[Dataset records]

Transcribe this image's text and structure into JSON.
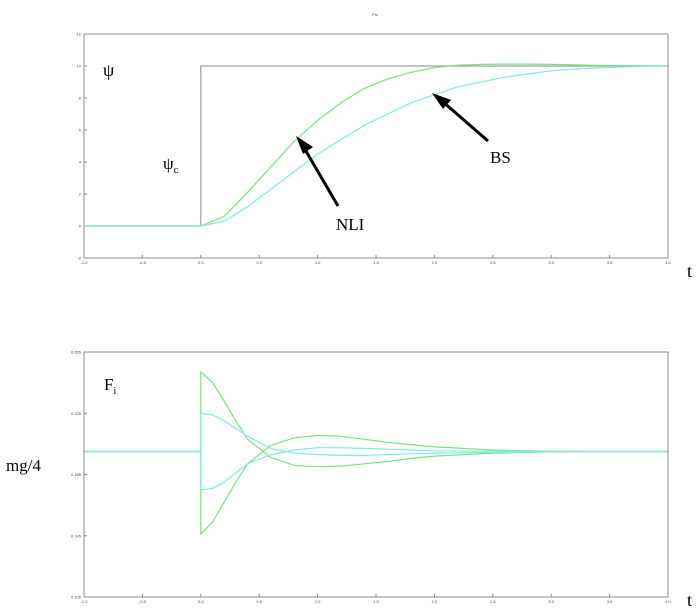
{
  "chart_data": [
    {
      "type": "line",
      "title": "Psi",
      "x_end_label": "t",
      "xlim": [
        -1.0,
        4.0
      ],
      "ylim": [
        -2,
        12
      ],
      "x_ticks": [
        "-1.0",
        "-0.5",
        "0.0",
        "0.5",
        "1.0",
        "1.5",
        "2.0",
        "2.5",
        "3.0",
        "3.5",
        "4.0"
      ],
      "y_ticks": [
        "-2",
        "0",
        "2",
        "4",
        "6",
        "8",
        "10",
        "12"
      ],
      "y_tick_values": [
        -2,
        0,
        2,
        4,
        6,
        8,
        10,
        12
      ],
      "annotations": {
        "psi": "ψ",
        "psi_c_main": "ψ",
        "psi_c_sub": "c",
        "nli": "NLI",
        "bs": "BS"
      },
      "series": [
        {
          "color": "#a0a0a0",
          "x": [
            -1.0,
            0.0,
            0.0,
            4.0
          ],
          "y": [
            0,
            0,
            10,
            10
          ]
        },
        {
          "color": "#7fe07f",
          "x": [
            -1.0,
            0.0,
            0.2,
            0.4,
            0.6,
            0.8,
            1.0,
            1.2,
            1.4,
            1.6,
            1.8,
            2.0,
            2.2,
            2.4,
            2.6,
            2.8,
            3.0,
            3.2,
            3.4,
            3.6,
            3.8,
            4.0
          ],
          "y": [
            0,
            0,
            0.6,
            2.1,
            3.7,
            5.3,
            6.6,
            7.7,
            8.6,
            9.2,
            9.6,
            9.9,
            10.05,
            10.1,
            10.12,
            10.12,
            10.1,
            10.07,
            10.04,
            10.02,
            10.01,
            10.0
          ]
        },
        {
          "color": "#7fe9ec",
          "x": [
            -1.0,
            0.0,
            0.2,
            0.4,
            0.6,
            0.8,
            1.0,
            1.2,
            1.4,
            1.6,
            1.8,
            2.0,
            2.2,
            2.4,
            2.6,
            2.8,
            3.0,
            3.2,
            3.4,
            3.6,
            3.8,
            4.0
          ],
          "y": [
            0,
            0,
            0.3,
            1.2,
            2.3,
            3.4,
            4.5,
            5.4,
            6.3,
            7.0,
            7.7,
            8.2,
            8.7,
            9.0,
            9.3,
            9.5,
            9.7,
            9.8,
            9.88,
            9.94,
            9.98,
            10.0
          ]
        }
      ]
    },
    {
      "type": "line",
      "title": "",
      "x_end_label": "t",
      "xlim": [
        -1.0,
        4.0
      ],
      "ylim": [
        0.105,
        0.265
      ],
      "x_ticks": [
        "-1.0",
        "-0.5",
        "0.0",
        "0.5",
        "1.0",
        "1.5",
        "2.0",
        "2.5",
        "3.0",
        "3.5",
        "4.0"
      ],
      "y_ticks": [
        "0.105",
        "0.145",
        "0.185",
        "0.225",
        "0.265"
      ],
      "y_tick_values": [
        0.105,
        0.145,
        0.185,
        0.225,
        0.265
      ],
      "y_side_label": "mg/4",
      "annotations": {
        "f_main": "F",
        "f_sub": "i"
      },
      "series": [
        {
          "color": "#7fe07f",
          "x": [
            -1.0,
            0.0,
            0.0,
            0.1,
            0.2,
            0.3,
            0.4,
            0.6,
            0.8,
            1.0,
            1.2,
            1.4,
            1.6,
            1.8,
            2.0,
            2.5,
            3.0,
            3.5,
            4.0
          ],
          "y": [
            0.2,
            0.2,
            0.252,
            0.245,
            0.233,
            0.22,
            0.208,
            0.196,
            0.191,
            0.19,
            0.1905,
            0.192,
            0.1935,
            0.1955,
            0.197,
            0.199,
            0.1998,
            0.2,
            0.2
          ]
        },
        {
          "color": "#7fe07f",
          "x": [
            -1.0,
            0.0,
            0.0,
            0.1,
            0.2,
            0.3,
            0.4,
            0.6,
            0.8,
            1.0,
            1.2,
            1.4,
            1.6,
            1.8,
            2.0,
            2.5,
            3.0,
            3.5,
            4.0
          ],
          "y": [
            0.2,
            0.2,
            0.146,
            0.154,
            0.167,
            0.18,
            0.192,
            0.204,
            0.209,
            0.2105,
            0.21,
            0.208,
            0.206,
            0.2045,
            0.203,
            0.201,
            0.2002,
            0.2,
            0.2
          ]
        },
        {
          "color": "#7fe9ec",
          "x": [
            -1.0,
            0.0,
            0.0,
            0.1,
            0.2,
            0.3,
            0.4,
            0.6,
            0.8,
            1.0,
            1.2,
            1.4,
            1.6,
            1.8,
            2.0,
            2.5,
            3.0,
            3.5,
            4.0
          ],
          "y": [
            0.2,
            0.2,
            0.225,
            0.224,
            0.22,
            0.215,
            0.21,
            0.202,
            0.199,
            0.198,
            0.1975,
            0.1975,
            0.198,
            0.1985,
            0.199,
            0.1995,
            0.2,
            0.2,
            0.2
          ]
        },
        {
          "color": "#7fe9ec",
          "x": [
            -1.0,
            0.0,
            0.0,
            0.1,
            0.2,
            0.3,
            0.4,
            0.6,
            0.8,
            1.0,
            1.2,
            1.4,
            1.6,
            1.8,
            2.0,
            2.5,
            3.0,
            3.5,
            4.0
          ],
          "y": [
            0.2,
            0.2,
            0.175,
            0.176,
            0.18,
            0.186,
            0.192,
            0.198,
            0.201,
            0.2025,
            0.2025,
            0.202,
            0.2015,
            0.201,
            0.2005,
            0.2003,
            0.2,
            0.2,
            0.2
          ]
        }
      ]
    }
  ]
}
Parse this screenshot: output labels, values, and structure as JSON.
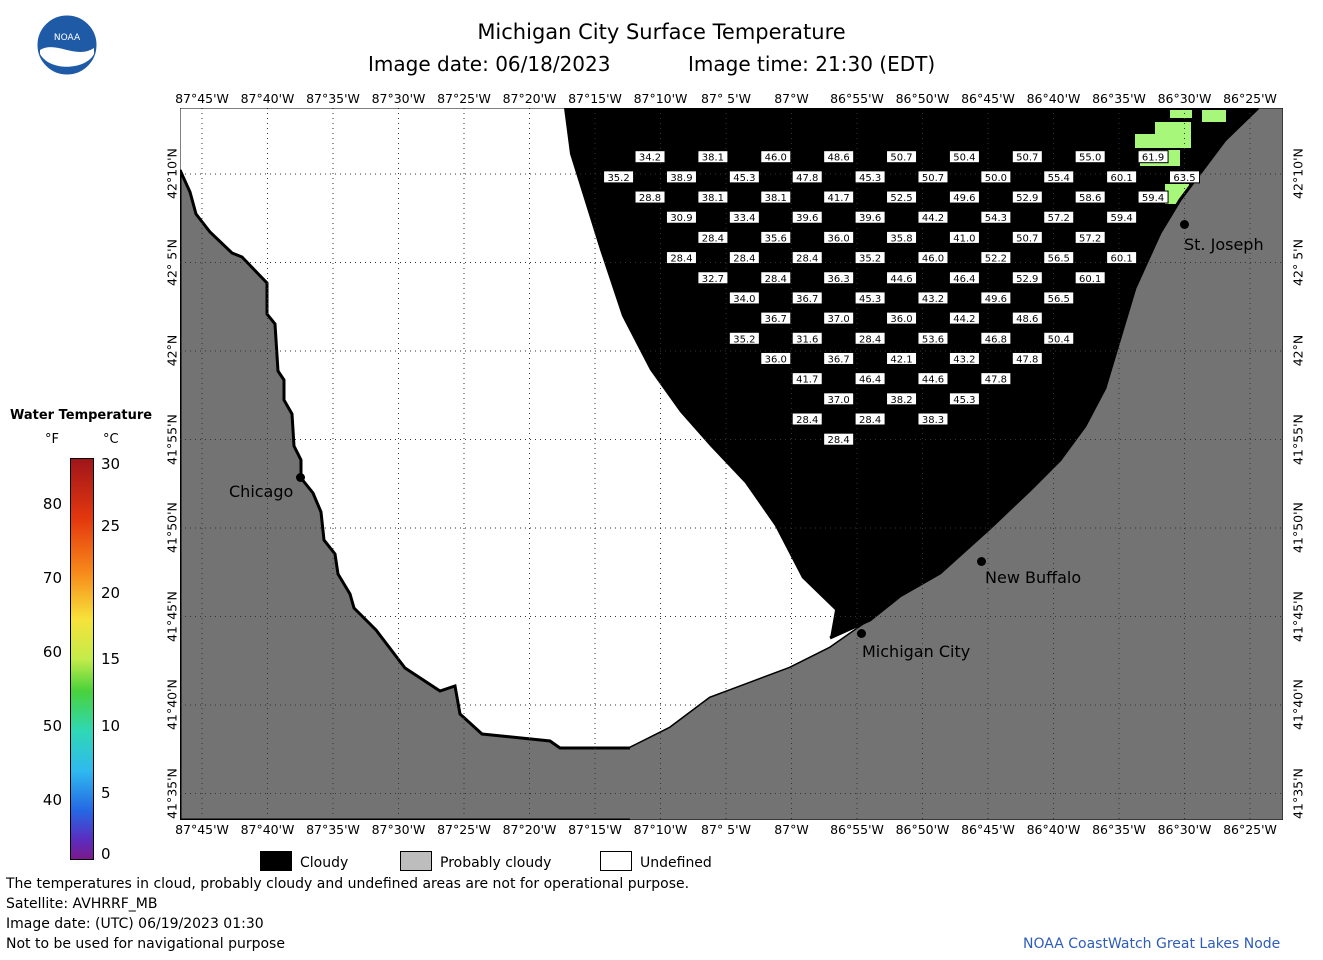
{
  "header": {
    "title": "Michigan City Surface Temperature",
    "date_label": "Image date: 06/18/2023",
    "time_label": "Image time: 21:30 (EDT)"
  },
  "axes": {
    "longitudes": [
      "87°45'W",
      "87°40'W",
      "87°35'W",
      "87°30'W",
      "87°25'W",
      "87°20'W",
      "87°15'W",
      "87°10'W",
      "87° 5'W",
      "87°W",
      "86°55'W",
      "86°50'W",
      "86°45'W",
      "86°40'W",
      "86°35'W",
      "86°30'W",
      "86°25'W"
    ],
    "latitudes": [
      "42°10'N",
      "42° 5'N",
      "42°N",
      "41°55'N",
      "41°50'N",
      "41°45'N",
      "41°40'N",
      "41°35'N"
    ]
  },
  "cities": {
    "chicago": "Chicago",
    "st_joseph": "St. Joseph",
    "new_buffalo": "New Buffalo",
    "michigan_city": "Michigan City"
  },
  "temperatures": [
    {
      "v": "34.2",
      "lon": -87.18,
      "lat": 42.183
    },
    {
      "v": "38.1",
      "lon": -87.1,
      "lat": 42.183
    },
    {
      "v": "46.0",
      "lon": -87.02,
      "lat": 42.183
    },
    {
      "v": "48.6",
      "lon": -86.94,
      "lat": 42.183
    },
    {
      "v": "50.7",
      "lon": -86.86,
      "lat": 42.183
    },
    {
      "v": "50.4",
      "lon": -86.78,
      "lat": 42.183
    },
    {
      "v": "50.7",
      "lon": -86.7,
      "lat": 42.183
    },
    {
      "v": "55.0",
      "lon": -86.62,
      "lat": 42.183
    },
    {
      "v": "61.9",
      "lon": -86.54,
      "lat": 42.183
    },
    {
      "v": "35.2",
      "lon": -87.22,
      "lat": 42.164
    },
    {
      "v": "38.9",
      "lon": -87.14,
      "lat": 42.164
    },
    {
      "v": "45.3",
      "lon": -87.06,
      "lat": 42.164
    },
    {
      "v": "47.8",
      "lon": -86.98,
      "lat": 42.164
    },
    {
      "v": "45.3",
      "lon": -86.9,
      "lat": 42.164
    },
    {
      "v": "50.7",
      "lon": -86.82,
      "lat": 42.164
    },
    {
      "v": "50.0",
      "lon": -86.74,
      "lat": 42.164
    },
    {
      "v": "55.4",
      "lon": -86.66,
      "lat": 42.164
    },
    {
      "v": "60.1",
      "lon": -86.58,
      "lat": 42.164
    },
    {
      "v": "63.5",
      "lon": -86.5,
      "lat": 42.164
    },
    {
      "v": "28.8",
      "lon": -87.18,
      "lat": 42.145
    },
    {
      "v": "38.1",
      "lon": -87.1,
      "lat": 42.145
    },
    {
      "v": "38.1",
      "lon": -87.02,
      "lat": 42.145
    },
    {
      "v": "41.7",
      "lon": -86.94,
      "lat": 42.145
    },
    {
      "v": "52.5",
      "lon": -86.86,
      "lat": 42.145
    },
    {
      "v": "49.6",
      "lon": -86.78,
      "lat": 42.145
    },
    {
      "v": "52.9",
      "lon": -86.7,
      "lat": 42.145
    },
    {
      "v": "58.6",
      "lon": -86.62,
      "lat": 42.145
    },
    {
      "v": "59.4",
      "lon": -86.54,
      "lat": 42.145
    },
    {
      "v": "30.9",
      "lon": -87.14,
      "lat": 42.126
    },
    {
      "v": "33.4",
      "lon": -87.06,
      "lat": 42.126
    },
    {
      "v": "39.6",
      "lon": -86.98,
      "lat": 42.126
    },
    {
      "v": "39.6",
      "lon": -86.9,
      "lat": 42.126
    },
    {
      "v": "44.2",
      "lon": -86.82,
      "lat": 42.126
    },
    {
      "v": "54.3",
      "lon": -86.74,
      "lat": 42.126
    },
    {
      "v": "57.2",
      "lon": -86.66,
      "lat": 42.126
    },
    {
      "v": "59.4",
      "lon": -86.58,
      "lat": 42.126
    },
    {
      "v": "28.4",
      "lon": -87.1,
      "lat": 42.107
    },
    {
      "v": "35.6",
      "lon": -87.02,
      "lat": 42.107
    },
    {
      "v": "36.0",
      "lon": -86.94,
      "lat": 42.107
    },
    {
      "v": "35.8",
      "lon": -86.86,
      "lat": 42.107
    },
    {
      "v": "41.0",
      "lon": -86.78,
      "lat": 42.107
    },
    {
      "v": "50.7",
      "lon": -86.7,
      "lat": 42.107
    },
    {
      "v": "57.2",
      "lon": -86.62,
      "lat": 42.107
    },
    {
      "v": "28.4",
      "lon": -87.14,
      "lat": 42.088
    },
    {
      "v": "28.4",
      "lon": -87.06,
      "lat": 42.088
    },
    {
      "v": "28.4",
      "lon": -86.98,
      "lat": 42.088
    },
    {
      "v": "35.2",
      "lon": -86.9,
      "lat": 42.088
    },
    {
      "v": "46.0",
      "lon": -86.82,
      "lat": 42.088
    },
    {
      "v": "52.2",
      "lon": -86.74,
      "lat": 42.088
    },
    {
      "v": "56.5",
      "lon": -86.66,
      "lat": 42.088
    },
    {
      "v": "60.1",
      "lon": -86.58,
      "lat": 42.088
    },
    {
      "v": "32.7",
      "lon": -87.1,
      "lat": 42.069
    },
    {
      "v": "28.4",
      "lon": -87.02,
      "lat": 42.069
    },
    {
      "v": "36.3",
      "lon": -86.94,
      "lat": 42.069
    },
    {
      "v": "44.6",
      "lon": -86.86,
      "lat": 42.069
    },
    {
      "v": "46.4",
      "lon": -86.78,
      "lat": 42.069
    },
    {
      "v": "52.9",
      "lon": -86.7,
      "lat": 42.069
    },
    {
      "v": "60.1",
      "lon": -86.62,
      "lat": 42.069
    },
    {
      "v": "34.0",
      "lon": -87.06,
      "lat": 42.05
    },
    {
      "v": "36.7",
      "lon": -86.98,
      "lat": 42.05
    },
    {
      "v": "45.3",
      "lon": -86.9,
      "lat": 42.05
    },
    {
      "v": "43.2",
      "lon": -86.82,
      "lat": 42.05
    },
    {
      "v": "49.6",
      "lon": -86.74,
      "lat": 42.05
    },
    {
      "v": "56.5",
      "lon": -86.66,
      "lat": 42.05
    },
    {
      "v": "36.7",
      "lon": -87.02,
      "lat": 42.031
    },
    {
      "v": "37.0",
      "lon": -86.94,
      "lat": 42.031
    },
    {
      "v": "36.0",
      "lon": -86.86,
      "lat": 42.031
    },
    {
      "v": "44.2",
      "lon": -86.78,
      "lat": 42.031
    },
    {
      "v": "48.6",
      "lon": -86.7,
      "lat": 42.031
    },
    {
      "v": "35.2",
      "lon": -87.06,
      "lat": 42.012
    },
    {
      "v": "31.6",
      "lon": -86.98,
      "lat": 42.012
    },
    {
      "v": "28.4",
      "lon": -86.9,
      "lat": 42.012
    },
    {
      "v": "53.6",
      "lon": -86.82,
      "lat": 42.012
    },
    {
      "v": "46.8",
      "lon": -86.74,
      "lat": 42.012
    },
    {
      "v": "50.4",
      "lon": -86.66,
      "lat": 42.012
    },
    {
      "v": "36.0",
      "lon": -87.02,
      "lat": 41.993
    },
    {
      "v": "36.7",
      "lon": -86.94,
      "lat": 41.993
    },
    {
      "v": "42.1",
      "lon": -86.86,
      "lat": 41.993
    },
    {
      "v": "43.2",
      "lon": -86.78,
      "lat": 41.993
    },
    {
      "v": "47.8",
      "lon": -86.7,
      "lat": 41.993
    },
    {
      "v": "41.7",
      "lon": -86.98,
      "lat": 41.974
    },
    {
      "v": "46.4",
      "lon": -86.9,
      "lat": 41.974
    },
    {
      "v": "44.6",
      "lon": -86.82,
      "lat": 41.974
    },
    {
      "v": "47.8",
      "lon": -86.74,
      "lat": 41.974
    },
    {
      "v": "37.0",
      "lon": -86.94,
      "lat": 41.955
    },
    {
      "v": "38.2",
      "lon": -86.86,
      "lat": 41.955
    },
    {
      "v": "45.3",
      "lon": -86.78,
      "lat": 41.955
    },
    {
      "v": "28.4",
      "lon": -86.98,
      "lat": 41.936
    },
    {
      "v": "28.4",
      "lon": -86.9,
      "lat": 41.936
    },
    {
      "v": "38.3",
      "lon": -86.82,
      "lat": 41.936
    },
    {
      "v": "28.4",
      "lon": -86.94,
      "lat": 41.917
    }
  ],
  "legend": {
    "title": "Water Temperature",
    "unit_f": "°F",
    "unit_c": "°C",
    "f_ticks": [
      "80",
      "70",
      "60",
      "50",
      "40"
    ],
    "c_ticks": [
      "30",
      "25",
      "20",
      "15",
      "10",
      "5",
      "0"
    ],
    "cloudy": "Cloudy",
    "probably_cloudy": "Probably cloudy",
    "undefined": "Undefined",
    "colors": {
      "cloudy": "#000000",
      "probably_cloudy": "#bdbdbd",
      "undefined": "#ffffff",
      "land": "#737373",
      "warm_water": "#a6f77a"
    }
  },
  "footer": {
    "disclaimer": "The temperatures in cloud, probably cloudy and undefined areas are not for operational purpose.",
    "satellite": "Satellite: AVHRRF_MB",
    "utc_date": "Image date: (UTC) 06/19/2023  01:30",
    "nav": "Not to be used for navigational purpose",
    "credit": "NOAA CoastWatch Great Lakes Node"
  }
}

** SHORT TASK **
Each line that has the word "City" should be copied.

** ANSWER TO THE TASK **
    "title": "Michigan City Surface Temperature",
    "michigan_city": "Michigan City"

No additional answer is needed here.